■ **WHAT TO DO**
Return every line below in which "horas" appears.

:: GIVEN RECORDS ::

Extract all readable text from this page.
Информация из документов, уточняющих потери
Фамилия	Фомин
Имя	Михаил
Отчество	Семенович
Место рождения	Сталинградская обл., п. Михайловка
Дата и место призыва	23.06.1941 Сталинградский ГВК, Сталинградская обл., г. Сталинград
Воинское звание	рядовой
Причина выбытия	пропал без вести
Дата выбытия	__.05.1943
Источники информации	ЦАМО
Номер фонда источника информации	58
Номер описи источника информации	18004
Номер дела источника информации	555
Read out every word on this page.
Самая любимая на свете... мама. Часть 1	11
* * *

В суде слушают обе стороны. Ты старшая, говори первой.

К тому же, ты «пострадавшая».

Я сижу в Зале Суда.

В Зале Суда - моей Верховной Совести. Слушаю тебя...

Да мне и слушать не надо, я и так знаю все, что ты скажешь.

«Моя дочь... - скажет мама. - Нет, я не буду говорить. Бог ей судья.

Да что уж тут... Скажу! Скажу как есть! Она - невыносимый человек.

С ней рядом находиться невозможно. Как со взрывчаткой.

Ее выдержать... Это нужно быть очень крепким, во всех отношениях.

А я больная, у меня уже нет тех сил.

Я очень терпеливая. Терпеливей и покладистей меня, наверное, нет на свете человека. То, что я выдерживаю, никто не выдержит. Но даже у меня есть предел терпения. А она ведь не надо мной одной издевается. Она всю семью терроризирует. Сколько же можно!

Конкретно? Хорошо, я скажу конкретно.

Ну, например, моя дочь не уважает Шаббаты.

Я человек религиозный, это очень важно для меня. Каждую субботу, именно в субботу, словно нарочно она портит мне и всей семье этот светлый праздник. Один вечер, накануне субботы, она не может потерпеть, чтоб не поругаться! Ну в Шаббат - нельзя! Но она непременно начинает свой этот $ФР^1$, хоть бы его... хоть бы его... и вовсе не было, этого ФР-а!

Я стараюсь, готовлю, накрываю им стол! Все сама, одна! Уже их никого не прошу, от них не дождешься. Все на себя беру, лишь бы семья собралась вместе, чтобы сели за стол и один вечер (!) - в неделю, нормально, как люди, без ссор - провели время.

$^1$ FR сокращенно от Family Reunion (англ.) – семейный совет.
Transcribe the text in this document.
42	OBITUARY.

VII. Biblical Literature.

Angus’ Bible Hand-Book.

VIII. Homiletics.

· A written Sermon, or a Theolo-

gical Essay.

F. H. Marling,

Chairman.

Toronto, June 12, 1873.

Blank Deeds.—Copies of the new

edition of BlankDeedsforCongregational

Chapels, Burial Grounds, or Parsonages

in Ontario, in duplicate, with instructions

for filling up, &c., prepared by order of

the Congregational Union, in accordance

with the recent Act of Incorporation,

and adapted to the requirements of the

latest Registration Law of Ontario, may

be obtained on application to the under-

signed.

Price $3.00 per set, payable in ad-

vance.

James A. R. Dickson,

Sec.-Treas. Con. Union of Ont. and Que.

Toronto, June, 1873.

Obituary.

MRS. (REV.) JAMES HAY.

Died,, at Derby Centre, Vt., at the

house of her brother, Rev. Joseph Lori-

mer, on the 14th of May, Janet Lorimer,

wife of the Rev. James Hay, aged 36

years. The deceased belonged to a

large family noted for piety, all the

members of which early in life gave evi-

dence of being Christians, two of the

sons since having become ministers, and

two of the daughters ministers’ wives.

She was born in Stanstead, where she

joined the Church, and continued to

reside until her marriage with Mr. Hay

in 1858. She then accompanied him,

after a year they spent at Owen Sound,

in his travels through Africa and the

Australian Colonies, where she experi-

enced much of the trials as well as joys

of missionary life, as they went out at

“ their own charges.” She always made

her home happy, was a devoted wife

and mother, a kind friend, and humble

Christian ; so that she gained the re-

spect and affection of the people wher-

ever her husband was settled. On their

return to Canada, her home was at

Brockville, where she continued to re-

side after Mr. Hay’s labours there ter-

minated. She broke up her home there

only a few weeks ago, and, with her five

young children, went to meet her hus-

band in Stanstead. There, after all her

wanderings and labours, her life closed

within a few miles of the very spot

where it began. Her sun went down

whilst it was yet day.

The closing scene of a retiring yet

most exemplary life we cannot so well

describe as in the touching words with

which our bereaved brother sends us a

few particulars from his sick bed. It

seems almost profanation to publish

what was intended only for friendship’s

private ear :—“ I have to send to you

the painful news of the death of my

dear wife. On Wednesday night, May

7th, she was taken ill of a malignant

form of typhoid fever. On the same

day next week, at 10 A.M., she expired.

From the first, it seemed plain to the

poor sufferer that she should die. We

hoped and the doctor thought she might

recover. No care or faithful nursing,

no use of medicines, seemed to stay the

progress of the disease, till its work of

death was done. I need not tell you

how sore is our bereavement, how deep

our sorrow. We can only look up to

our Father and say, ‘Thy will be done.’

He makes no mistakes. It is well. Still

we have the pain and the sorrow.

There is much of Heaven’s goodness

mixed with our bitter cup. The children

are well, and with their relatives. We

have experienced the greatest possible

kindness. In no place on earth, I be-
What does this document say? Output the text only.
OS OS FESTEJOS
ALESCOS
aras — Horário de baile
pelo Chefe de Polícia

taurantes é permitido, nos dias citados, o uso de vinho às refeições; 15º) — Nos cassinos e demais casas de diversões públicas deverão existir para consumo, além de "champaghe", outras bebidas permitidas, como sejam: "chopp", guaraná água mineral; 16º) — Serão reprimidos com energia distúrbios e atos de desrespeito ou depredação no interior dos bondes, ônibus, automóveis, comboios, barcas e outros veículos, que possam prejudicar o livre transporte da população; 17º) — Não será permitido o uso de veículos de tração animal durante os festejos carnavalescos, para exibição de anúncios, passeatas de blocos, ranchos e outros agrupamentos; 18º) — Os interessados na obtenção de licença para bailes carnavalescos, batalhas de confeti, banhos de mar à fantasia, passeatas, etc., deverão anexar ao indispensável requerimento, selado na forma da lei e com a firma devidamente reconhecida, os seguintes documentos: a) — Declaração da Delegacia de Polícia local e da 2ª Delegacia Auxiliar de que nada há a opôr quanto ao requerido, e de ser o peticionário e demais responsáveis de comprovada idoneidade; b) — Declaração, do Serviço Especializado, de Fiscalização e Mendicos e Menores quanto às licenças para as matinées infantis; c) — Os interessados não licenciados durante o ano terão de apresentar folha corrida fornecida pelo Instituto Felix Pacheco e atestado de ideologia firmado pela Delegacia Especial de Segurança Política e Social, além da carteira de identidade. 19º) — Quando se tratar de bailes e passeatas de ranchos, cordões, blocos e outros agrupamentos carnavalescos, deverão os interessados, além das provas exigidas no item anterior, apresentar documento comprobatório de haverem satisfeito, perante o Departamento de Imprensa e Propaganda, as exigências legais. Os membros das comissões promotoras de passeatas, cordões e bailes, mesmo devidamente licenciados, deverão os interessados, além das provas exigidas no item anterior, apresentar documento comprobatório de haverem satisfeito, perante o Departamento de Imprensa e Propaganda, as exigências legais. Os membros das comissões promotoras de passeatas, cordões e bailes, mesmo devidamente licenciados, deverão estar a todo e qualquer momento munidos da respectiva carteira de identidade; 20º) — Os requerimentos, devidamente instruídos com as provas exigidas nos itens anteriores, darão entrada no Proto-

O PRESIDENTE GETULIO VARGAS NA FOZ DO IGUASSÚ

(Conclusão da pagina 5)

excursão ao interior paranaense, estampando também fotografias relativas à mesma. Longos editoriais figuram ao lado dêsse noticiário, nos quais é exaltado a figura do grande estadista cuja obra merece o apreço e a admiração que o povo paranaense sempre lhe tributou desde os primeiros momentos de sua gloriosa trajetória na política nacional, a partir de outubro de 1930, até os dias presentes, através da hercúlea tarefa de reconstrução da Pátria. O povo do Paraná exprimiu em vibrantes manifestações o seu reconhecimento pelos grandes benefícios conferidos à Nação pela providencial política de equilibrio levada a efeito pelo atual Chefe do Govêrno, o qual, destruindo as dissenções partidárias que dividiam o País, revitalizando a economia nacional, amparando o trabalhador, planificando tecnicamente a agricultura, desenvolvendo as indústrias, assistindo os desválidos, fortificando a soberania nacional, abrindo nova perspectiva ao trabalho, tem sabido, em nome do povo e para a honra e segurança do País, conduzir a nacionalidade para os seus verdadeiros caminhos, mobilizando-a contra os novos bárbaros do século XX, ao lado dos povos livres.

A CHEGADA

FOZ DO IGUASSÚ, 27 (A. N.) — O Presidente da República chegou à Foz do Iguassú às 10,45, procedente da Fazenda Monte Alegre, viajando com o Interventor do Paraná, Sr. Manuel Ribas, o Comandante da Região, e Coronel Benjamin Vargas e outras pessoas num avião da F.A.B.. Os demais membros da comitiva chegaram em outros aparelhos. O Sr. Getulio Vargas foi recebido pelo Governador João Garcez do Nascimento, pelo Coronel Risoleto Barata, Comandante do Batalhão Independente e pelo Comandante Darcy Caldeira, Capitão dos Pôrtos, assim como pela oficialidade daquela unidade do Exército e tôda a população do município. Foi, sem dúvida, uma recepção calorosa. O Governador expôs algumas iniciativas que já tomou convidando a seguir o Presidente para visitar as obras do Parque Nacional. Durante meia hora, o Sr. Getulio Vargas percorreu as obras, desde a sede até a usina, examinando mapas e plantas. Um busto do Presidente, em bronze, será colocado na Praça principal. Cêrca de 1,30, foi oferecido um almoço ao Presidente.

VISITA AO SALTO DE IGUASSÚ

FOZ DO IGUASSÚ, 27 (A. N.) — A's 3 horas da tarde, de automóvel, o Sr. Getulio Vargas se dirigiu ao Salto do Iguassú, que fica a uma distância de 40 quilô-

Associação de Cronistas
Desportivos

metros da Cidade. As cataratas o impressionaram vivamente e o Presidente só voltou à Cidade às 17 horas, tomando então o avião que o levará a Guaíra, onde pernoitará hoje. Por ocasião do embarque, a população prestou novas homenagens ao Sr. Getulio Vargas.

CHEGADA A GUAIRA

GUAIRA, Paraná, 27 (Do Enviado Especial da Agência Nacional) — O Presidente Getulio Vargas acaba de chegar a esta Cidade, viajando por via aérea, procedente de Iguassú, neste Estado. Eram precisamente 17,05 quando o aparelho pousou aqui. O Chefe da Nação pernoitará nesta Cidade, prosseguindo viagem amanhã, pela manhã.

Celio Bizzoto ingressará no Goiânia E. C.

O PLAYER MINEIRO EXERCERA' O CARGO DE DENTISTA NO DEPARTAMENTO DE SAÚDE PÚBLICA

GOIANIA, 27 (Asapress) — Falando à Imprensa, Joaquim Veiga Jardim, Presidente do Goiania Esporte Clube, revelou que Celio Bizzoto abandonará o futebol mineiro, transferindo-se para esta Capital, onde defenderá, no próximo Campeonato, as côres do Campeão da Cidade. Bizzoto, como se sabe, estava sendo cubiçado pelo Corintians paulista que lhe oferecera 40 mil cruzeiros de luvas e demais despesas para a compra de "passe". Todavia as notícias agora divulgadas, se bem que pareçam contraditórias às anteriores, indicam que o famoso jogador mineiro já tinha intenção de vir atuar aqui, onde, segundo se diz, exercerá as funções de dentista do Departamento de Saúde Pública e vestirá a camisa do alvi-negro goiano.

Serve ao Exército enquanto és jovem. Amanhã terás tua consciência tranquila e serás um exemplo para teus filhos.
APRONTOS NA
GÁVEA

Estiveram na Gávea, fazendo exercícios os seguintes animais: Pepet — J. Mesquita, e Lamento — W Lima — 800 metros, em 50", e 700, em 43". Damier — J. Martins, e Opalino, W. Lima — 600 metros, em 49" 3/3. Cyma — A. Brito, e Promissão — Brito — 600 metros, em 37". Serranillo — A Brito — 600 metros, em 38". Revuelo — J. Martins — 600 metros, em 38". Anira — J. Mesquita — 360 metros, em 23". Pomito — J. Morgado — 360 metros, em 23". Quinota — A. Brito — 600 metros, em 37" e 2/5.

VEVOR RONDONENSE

:::

■ **TASK OUTPUT**
FOZ DO IGUASSÚ, 27 (A. N.) — A's 3 horas da tarde, de automóvel, o Sr. Getulio Vargas se dirigiu ao Salto do Iguassú, que fica a uma distância de 40 quilô-
metros da Cidade. As cataratas o impressionaram vivamente e o Presidente só voltou à Cidade às 17 horas, tomando então o avião que o levará a Guaíra, onde pernoitará hoje. Por ocasião do embarque, a população prestou novas homenagens ao Sr. Getulio Vargas.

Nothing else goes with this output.